* WHAT NEEDS TO BE DONE
Copy out, word for word, the full text below on implicit bias and women in the workplace.

• Hailey Espinosa

Implicit Bias and Woman in the Workplace

Implicit Bias and Woman in the Workplace : A Brief Overview of Implicit Bias and How it Deters Woman From the STEM Field

Hailey Espinosa

Implicit bias is bias that is held in the subconscious. It’s not expressed directly and we are not actively aware of it. An example of explicit bias would be an xenophobic employer writing, “forigners need not apply” on the job posting. An example of implicit bias would be unintentionally choosing not to interview job candidates with “exotic” sounding names, because they feel less qualified, for some reason.

If you’re wondering if you have implicit bias, you do. Implicit biases are formed through past experiences. If one’s environment has told one their whole life that pitbulls are dangerous, one might move a few steps to the left when someone is approaching with their pitbull on their right. If you want to check your own implicit bias, Harvard has developed Project Implicit. On their website you will find a series of tests that test different unconscious biases. The test works by associating words to words (or in some cases pictures) in a series of given scenarios. You really just have to check it out here: https://implicit.harvard.edu/implicit/.

The website offers two tests on gender, both specific to implicit biases about gender in the workplace. And, of course, the result resulting from these tests is unsurprising.

For the Gender-Career test, 75% of test takers made some level of associate between females with family and males with the workplace.

* INFORMATION GIVEN
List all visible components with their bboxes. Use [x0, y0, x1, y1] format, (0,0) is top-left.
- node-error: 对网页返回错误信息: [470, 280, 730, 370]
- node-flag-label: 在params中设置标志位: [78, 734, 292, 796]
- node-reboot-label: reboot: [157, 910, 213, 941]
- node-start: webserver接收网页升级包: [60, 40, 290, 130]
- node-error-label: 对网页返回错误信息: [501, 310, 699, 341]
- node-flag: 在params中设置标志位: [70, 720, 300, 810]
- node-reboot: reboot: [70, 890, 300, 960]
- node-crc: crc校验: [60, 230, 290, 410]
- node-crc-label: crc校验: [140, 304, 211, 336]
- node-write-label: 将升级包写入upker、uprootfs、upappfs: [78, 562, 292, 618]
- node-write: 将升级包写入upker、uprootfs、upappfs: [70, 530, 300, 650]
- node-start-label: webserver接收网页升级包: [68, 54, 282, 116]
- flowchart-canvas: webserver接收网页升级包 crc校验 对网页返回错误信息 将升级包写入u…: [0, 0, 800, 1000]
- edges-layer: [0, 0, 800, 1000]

--

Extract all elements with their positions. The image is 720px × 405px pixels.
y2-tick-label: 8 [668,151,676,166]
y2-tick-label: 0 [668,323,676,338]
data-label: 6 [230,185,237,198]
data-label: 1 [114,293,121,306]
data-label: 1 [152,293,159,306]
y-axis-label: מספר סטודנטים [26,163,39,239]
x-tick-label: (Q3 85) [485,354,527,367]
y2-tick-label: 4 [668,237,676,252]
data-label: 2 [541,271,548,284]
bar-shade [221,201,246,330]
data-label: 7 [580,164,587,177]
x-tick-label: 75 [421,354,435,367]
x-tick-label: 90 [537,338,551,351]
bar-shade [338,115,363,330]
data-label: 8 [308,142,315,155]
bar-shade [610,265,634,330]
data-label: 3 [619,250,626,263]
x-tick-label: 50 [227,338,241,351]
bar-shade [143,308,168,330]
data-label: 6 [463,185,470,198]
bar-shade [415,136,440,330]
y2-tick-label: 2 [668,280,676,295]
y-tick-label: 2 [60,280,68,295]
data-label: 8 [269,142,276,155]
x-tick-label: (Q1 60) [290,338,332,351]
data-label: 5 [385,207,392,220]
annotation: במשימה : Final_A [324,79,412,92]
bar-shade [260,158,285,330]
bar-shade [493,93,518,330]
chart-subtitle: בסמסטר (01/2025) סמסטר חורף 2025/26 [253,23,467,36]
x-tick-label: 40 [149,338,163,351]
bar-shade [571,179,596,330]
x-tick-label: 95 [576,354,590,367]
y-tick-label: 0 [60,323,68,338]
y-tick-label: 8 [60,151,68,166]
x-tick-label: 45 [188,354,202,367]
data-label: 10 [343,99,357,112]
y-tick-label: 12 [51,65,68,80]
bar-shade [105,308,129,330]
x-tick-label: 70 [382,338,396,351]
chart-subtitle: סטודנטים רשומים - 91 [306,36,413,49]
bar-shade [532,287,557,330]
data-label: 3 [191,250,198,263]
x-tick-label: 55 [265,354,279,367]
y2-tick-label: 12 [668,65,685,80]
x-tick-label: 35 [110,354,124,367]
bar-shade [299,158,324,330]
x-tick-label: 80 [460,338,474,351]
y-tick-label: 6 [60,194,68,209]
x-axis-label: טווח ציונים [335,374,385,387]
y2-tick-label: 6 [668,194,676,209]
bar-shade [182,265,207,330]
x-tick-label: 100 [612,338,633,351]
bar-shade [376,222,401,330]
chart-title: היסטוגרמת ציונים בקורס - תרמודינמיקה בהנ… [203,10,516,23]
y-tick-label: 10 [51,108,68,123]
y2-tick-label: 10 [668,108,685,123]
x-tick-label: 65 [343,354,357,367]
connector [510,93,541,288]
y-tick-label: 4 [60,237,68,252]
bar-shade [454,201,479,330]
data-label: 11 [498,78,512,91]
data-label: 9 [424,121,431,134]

---

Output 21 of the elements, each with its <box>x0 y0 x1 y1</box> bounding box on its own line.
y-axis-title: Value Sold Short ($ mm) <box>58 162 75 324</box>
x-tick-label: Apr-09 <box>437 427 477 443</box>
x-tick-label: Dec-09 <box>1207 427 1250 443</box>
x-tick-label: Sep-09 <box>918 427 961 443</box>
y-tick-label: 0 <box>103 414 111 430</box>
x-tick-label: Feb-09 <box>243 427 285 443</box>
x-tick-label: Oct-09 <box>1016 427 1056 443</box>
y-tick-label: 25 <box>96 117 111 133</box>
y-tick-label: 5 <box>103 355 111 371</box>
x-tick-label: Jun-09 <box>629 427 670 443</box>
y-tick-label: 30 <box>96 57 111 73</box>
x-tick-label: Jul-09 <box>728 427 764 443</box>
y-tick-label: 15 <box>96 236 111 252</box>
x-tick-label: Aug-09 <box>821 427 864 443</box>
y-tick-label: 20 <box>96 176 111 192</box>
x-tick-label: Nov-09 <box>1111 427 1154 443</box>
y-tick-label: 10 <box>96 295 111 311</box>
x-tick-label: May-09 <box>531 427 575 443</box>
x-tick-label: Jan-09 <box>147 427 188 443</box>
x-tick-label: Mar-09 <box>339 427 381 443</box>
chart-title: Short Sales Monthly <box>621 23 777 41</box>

* TASK OUTPUT
• Hailey Espinosa

Implicit Bias and Woman in the Workplace

Implicit Bias and Woman in the Workplace : A Brief Overview of Implicit Bias and How it Deters Woman From the STEM Field

Hailey Espinosa

Implicit bias is bias that is held in the subconscious. It’s not expressed directly and we are not actively aware of it. An example of explicit bias would be an xenophobic employer writing, “forigners need not apply” on the job posting. An example of implicit bias would be unintentionally choosing not to interview job candidates with “exotic” sounding names, because they feel less qualified, for some reason.

If you’re wondering if you have implicit bias, you do. Implicit biases are formed through past experiences. If one’s environment has told one their whole life that pitbulls are dangerous, one might move a few steps to the left when someone is approaching with their pitbull on their right. If you want to check your own implicit bias, Harvard has developed Project Implicit. On their website you will find a series of tests that test different unconscious biases. The test works by associating words to words (or in some cases pictures) in a series of given scenarios. You really just have to check it out here: https://implicit.harvard.edu/implicit/.

The website offers two tests on gender, both specific to implicit biases about gender in the workplace. And, of course, the result resulting from these tests is unsurprising.

For the Gender-Career test, 75% of test takers made some level of associate between females with family and males with the workplace.